** Input records **
● ● ● ● ● ● ●

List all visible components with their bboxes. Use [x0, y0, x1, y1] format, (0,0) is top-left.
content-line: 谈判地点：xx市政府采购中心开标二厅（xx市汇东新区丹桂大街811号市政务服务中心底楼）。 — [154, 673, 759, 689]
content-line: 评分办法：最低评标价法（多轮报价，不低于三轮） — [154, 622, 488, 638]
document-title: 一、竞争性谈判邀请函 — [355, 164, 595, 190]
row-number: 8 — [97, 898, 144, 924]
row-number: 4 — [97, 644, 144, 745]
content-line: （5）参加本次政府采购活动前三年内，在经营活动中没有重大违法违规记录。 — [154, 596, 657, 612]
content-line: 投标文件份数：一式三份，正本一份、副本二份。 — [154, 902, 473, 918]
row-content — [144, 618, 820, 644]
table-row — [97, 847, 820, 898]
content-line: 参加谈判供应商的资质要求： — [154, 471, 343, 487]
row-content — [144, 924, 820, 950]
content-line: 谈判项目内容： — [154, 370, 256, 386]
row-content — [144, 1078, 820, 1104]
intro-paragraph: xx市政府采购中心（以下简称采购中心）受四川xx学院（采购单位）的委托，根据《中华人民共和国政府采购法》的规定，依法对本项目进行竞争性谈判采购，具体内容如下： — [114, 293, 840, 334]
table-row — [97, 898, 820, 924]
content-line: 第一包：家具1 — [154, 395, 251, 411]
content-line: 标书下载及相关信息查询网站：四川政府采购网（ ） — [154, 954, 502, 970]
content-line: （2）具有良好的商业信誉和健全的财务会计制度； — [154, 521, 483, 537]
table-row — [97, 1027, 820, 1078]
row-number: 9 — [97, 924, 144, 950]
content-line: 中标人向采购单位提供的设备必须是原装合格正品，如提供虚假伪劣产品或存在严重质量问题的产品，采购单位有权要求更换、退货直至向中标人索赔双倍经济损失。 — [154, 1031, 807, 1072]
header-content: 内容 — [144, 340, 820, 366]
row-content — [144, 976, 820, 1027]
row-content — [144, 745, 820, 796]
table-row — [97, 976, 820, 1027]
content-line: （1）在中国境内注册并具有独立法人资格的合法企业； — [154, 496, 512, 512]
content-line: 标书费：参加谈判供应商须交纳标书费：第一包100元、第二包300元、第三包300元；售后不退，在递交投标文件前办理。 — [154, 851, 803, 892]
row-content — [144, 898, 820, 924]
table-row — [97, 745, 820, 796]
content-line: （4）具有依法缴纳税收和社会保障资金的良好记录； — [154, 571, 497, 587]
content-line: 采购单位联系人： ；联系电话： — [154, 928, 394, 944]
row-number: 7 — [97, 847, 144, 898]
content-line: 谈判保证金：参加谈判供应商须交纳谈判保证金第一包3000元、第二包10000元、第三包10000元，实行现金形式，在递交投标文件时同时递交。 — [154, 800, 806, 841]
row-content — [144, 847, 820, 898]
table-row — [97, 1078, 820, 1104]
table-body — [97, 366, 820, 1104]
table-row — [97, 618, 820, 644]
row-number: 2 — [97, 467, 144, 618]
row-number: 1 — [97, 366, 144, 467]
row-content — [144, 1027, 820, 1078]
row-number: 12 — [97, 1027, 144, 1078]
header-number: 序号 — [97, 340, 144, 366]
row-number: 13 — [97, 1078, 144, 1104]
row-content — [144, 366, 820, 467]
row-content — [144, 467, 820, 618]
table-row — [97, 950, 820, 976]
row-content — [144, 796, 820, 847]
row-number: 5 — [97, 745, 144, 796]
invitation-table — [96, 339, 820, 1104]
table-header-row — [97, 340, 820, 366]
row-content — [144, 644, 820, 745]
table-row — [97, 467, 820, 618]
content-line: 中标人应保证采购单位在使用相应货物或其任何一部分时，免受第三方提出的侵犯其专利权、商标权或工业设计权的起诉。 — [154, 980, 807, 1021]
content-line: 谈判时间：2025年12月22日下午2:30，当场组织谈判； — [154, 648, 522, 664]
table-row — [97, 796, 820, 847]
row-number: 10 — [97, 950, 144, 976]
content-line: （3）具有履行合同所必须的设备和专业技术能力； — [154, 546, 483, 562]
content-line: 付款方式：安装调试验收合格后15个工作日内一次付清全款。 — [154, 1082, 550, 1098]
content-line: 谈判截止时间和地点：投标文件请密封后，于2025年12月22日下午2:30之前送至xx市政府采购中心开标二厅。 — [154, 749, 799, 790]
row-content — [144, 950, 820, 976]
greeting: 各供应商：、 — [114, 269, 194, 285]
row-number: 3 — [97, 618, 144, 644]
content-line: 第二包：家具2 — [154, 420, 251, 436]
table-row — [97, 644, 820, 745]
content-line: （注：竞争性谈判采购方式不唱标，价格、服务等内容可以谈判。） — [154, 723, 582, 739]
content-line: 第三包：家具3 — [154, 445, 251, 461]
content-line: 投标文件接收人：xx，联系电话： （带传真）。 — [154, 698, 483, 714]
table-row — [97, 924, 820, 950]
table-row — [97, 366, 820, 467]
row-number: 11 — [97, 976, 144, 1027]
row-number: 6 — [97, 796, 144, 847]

● ● ● ● ● ● ●

Please copy every line of the records above word for word, with no changes.

** Exercise solution **
List all visible components with their bboxes. Use [x0, y0, x1, y1] format, (0,0) is top-left.
content-line: 谈判地点：xx市政府采购中心开标二厅（xx市汇东新区丹桂大街811号市政务服务中心底楼）。 — [154, 673, 759, 689]
content-line: 评分办法：最低评标价法（多轮报价，不低于三轮） — [154, 622, 488, 638]
document-title: 一、竞争性谈判邀请函 — [355, 164, 595, 190]
row-number: 8 — [97, 898, 144, 924]
row-number: 4 — [97, 644, 144, 745]
content-line: （5）参加本次政府采购活动前三年内，在经营活动中没有重大违法违规记录。 — [154, 596, 657, 612]
content-line: 投标文件份数：一式三份，正本一份、副本二份。 — [154, 902, 473, 918]
row-content — [144, 618, 820, 644]
table-row — [97, 847, 820, 898]
content-line: 参加谈判供应商的资质要求： — [154, 471, 343, 487]
row-content — [144, 924, 820, 950]
content-line: 谈判项目内容： — [154, 370, 256, 386]
row-content — [144, 1078, 820, 1104]
intro-paragraph: xx市政府采购中心（以下简称采购中心）受四川xx学院（采购单位）的委托，根据《中华人民共和国政府采购法》的规定，依法对本项目进行竞争性谈判采购，具体内容如下： — [114, 293, 840, 334]
table-row — [97, 898, 820, 924]
content-line: 第一包：家具1 — [154, 395, 251, 411]
content-line: 标书下载及相关信息查询网站：四川政府采购网（ ） — [154, 954, 502, 970]
content-line: （2）具有良好的商业信誉和健全的财务会计制度； — [154, 521, 483, 537]
table-row — [97, 1027, 820, 1078]
row-number: 9 — [97, 924, 144, 950]
content-line: 中标人向采购单位提供的设备必须是原装合格正品，如提供虚假伪劣产品或存在严重质量问题的产品，采购单位有权要求更换、退货直至向中标人索赔双倍经济损失。 — [154, 1031, 807, 1072]
header-content: 内容 — [144, 340, 820, 366]
row-content — [144, 976, 820, 1027]
row-content — [144, 745, 820, 796]
table-row — [97, 976, 820, 1027]
content-line: （1）在中国境内注册并具有独立法人资格的合法企业； — [154, 496, 512, 512]
content-line: 标书费：参加谈判供应商须交纳标书费：第一包100元、第二包300元、第三包300元；售后不退，在递交投标文件前办理。 — [154, 851, 803, 892]
row-content — [144, 898, 820, 924]
table-row — [97, 745, 820, 796]
content-line: （4）具有依法缴纳税收和社会保障资金的良好记录； — [154, 571, 497, 587]
content-line: 采购单位联系人： ；联系电话： — [154, 928, 394, 944]
row-number: 7 — [97, 847, 144, 898]
content-line: 谈判保证金：参加谈判供应商须交纳谈判保证金第一包3000元、第二包10000元、第三包10000元，实行现金形式，在递交投标文件时同时递交。 — [154, 800, 806, 841]
row-content — [144, 847, 820, 898]
table-row — [97, 1078, 820, 1104]
table-body — [97, 366, 820, 1104]
table-row — [97, 618, 820, 644]
row-number: 2 — [97, 467, 144, 618]
row-number: 1 — [97, 366, 144, 467]
row-content — [144, 1027, 820, 1078]
row-number: 12 — [97, 1027, 144, 1078]
header-number: 序号 — [97, 340, 144, 366]
row-number: 13 — [97, 1078, 144, 1104]
row-content — [144, 366, 820, 467]
row-content — [144, 467, 820, 618]
table-row — [97, 950, 820, 976]
row-content — [144, 796, 820, 847]
row-number: 5 — [97, 745, 144, 796]
invitation-table — [96, 339, 820, 1104]
table-header-row — [97, 340, 820, 366]
row-content — [144, 644, 820, 745]
table-row — [97, 467, 820, 618]
content-line: 中标人应保证采购单位在使用相应货物或其任何一部分时，免受第三方提出的侵犯其专利权、商标权或工业设计权的起诉。 — [154, 980, 807, 1021]
content-line: 谈判时间：2025年12月22日下午2:30，当场组织谈判； — [154, 648, 522, 664]
table-row — [97, 796, 820, 847]
row-number: 10 — [97, 950, 144, 976]
content-line: （3）具有履行合同所必须的设备和专业技术能力； — [154, 546, 483, 562]
content-line: 付款方式：安装调试验收合格后15个工作日内一次付清全款。 — [154, 1082, 550, 1098]
content-line: 谈判截止时间和地点：投标文件请密封后，于2025年12月22日下午2:30之前送至xx市政府采购中心开标二厅。 — [154, 749, 799, 790]
row-content — [144, 950, 820, 976]
greeting: 各供应商：、 — [114, 269, 194, 285]
row-number: 3 — [97, 618, 144, 644]
content-line: 第二包：家具2 — [154, 420, 251, 436]
table-row — [97, 644, 820, 745]
content-line: （注：竞争性谈判采购方式不唱标，价格、服务等内容可以谈判。） — [154, 723, 582, 739]
content-line: 第三包：家具3 — [154, 445, 251, 461]
content-line: 投标文件接收人：xx，联系电话： （带传真）。 — [154, 698, 483, 714]
table-row — [97, 924, 820, 950]
table-row — [97, 366, 820, 467]
row-number: 11 — [97, 976, 144, 1027]
row-number: 6 — [97, 796, 144, 847]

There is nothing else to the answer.